### WHAT YOU WILL DO
Reproduce the following material exactly, including every line.

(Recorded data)
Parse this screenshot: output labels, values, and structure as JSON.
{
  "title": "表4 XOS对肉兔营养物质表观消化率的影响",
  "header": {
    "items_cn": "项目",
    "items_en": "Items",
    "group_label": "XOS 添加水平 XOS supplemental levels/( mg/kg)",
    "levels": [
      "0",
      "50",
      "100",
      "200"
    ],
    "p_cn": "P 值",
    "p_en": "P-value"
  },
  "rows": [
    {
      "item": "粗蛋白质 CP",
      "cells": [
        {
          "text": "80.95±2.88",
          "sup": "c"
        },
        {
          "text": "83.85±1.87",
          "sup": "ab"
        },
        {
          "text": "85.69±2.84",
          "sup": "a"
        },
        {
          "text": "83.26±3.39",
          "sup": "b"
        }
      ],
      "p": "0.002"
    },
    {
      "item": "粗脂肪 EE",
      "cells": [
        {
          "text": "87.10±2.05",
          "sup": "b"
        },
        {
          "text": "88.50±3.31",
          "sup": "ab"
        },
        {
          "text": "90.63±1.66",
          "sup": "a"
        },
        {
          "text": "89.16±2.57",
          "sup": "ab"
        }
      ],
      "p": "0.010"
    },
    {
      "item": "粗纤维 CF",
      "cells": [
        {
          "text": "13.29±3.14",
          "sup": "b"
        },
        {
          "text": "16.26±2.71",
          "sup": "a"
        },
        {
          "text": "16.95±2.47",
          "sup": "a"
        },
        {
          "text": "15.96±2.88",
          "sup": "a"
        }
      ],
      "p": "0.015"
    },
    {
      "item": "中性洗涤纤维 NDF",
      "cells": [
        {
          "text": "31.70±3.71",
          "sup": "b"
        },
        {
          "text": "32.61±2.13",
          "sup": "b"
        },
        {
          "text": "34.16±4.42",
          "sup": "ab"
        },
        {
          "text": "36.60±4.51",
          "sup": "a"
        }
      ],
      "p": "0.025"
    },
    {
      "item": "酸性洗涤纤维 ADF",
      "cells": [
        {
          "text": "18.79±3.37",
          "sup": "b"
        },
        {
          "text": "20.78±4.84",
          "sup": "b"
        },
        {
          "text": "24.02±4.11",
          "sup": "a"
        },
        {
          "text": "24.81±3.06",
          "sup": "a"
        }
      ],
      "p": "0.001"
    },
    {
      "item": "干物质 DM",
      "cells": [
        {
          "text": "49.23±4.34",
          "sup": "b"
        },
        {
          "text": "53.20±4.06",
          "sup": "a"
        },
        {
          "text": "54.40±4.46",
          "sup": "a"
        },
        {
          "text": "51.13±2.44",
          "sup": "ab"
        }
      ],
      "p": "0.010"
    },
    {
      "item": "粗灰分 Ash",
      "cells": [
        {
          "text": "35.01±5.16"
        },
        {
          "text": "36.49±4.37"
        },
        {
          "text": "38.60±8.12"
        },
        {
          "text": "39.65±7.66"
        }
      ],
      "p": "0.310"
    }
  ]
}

### ANSWER TO THE EXERCISE
Parse this screenshot: output labels, values, and structure as JSON.
{
  "title": "表4 XOS对肉兔营养物质表观消化率的影响",
  "header": {
    "items_cn": "项目",
    "items_en": "Items",
    "group_label": "XOS 添加水平 XOS supplemental levels/( mg/kg)",
    "levels": [
      "0",
      "50",
      "100",
      "200"
    ],
    "p_cn": "P 值",
    "p_en": "P-value"
  },
  "rows": [
    {
      "item": "粗蛋白质 CP",
      "cells": [
        {
          "text": "80.95±2.88",
          "sup": "c"
        },
        {
          "text": "83.85±1.87",
          "sup": "ab"
        },
        {
          "text": "85.69±2.84",
          "sup": "a"
        },
        {
          "text": "83.26±3.39",
          "sup": "b"
        }
      ],
      "p": "0.002"
    },
    {
      "item": "粗脂肪 EE",
      "cells": [
        {
          "text": "87.10±2.05",
          "sup": "b"
        },
        {
          "text": "88.50±3.31",
          "sup": "ab"
        },
        {
          "text": "90.63±1.66",
          "sup": "a"
        },
        {
          "text": "89.16±2.57",
          "sup": "ab"
        }
      ],
      "p": "0.010"
    },
    {
      "item": "粗纤维 CF",
      "cells": [
        {
          "text": "13.29±3.14",
          "sup": "b"
        },
        {
          "text": "16.26±2.71",
          "sup": "a"
        },
        {
          "text": "16.95±2.47",
          "sup": "a"
        },
        {
          "text": "15.96±2.88",
          "sup": "a"
        }
      ],
      "p": "0.015"
    },
    {
      "item": "中性洗涤纤维 NDF",
      "cells": [
        {
          "text": "31.70±3.71",
          "sup": "b"
        },
        {
          "text": "32.61±2.13",
          "sup": "b"
        },
        {
          "text": "34.16±4.42",
          "sup": "ab"
        },
        {
          "text": "36.60±4.51",
          "sup": "a"
        }
      ],
      "p": "0.025"
    },
    {
      "item": "酸性洗涤纤维 ADF",
      "cells": [
        {
          "text": "18.79±3.37",
          "sup": "b"
        },
        {
          "text": "20.78±4.84",
          "sup": "b"
        },
        {
          "text": "24.02±4.11",
          "sup": "a"
        },
        {
          "text": "24.81±3.06",
          "sup": "a"
        }
      ],
      "p": "0.001"
    },
    {
      "item": "干物质 DM",
      "cells": [
        {
          "text": "49.23±4.34",
          "sup": "b"
        },
        {
          "text": "53.20±4.06",
          "sup": "a"
        },
        {
          "text": "54.40±4.46",
          "sup": "a"
        },
        {
          "text": "51.13±2.44",
          "sup": "ab"
        }
      ],
      "p": "0.010"
    },
    {
      "item": "粗灰分 Ash",
      "cells": [
        {
          "text": "35.01±5.16"
        },
        {
          "text": "36.49±4.37"
        },
        {
          "text": "38.60±8.12"
        },
        {
          "text": "39.65±7.66"
        }
      ],
      "p": "0.310"
    }
  ]
}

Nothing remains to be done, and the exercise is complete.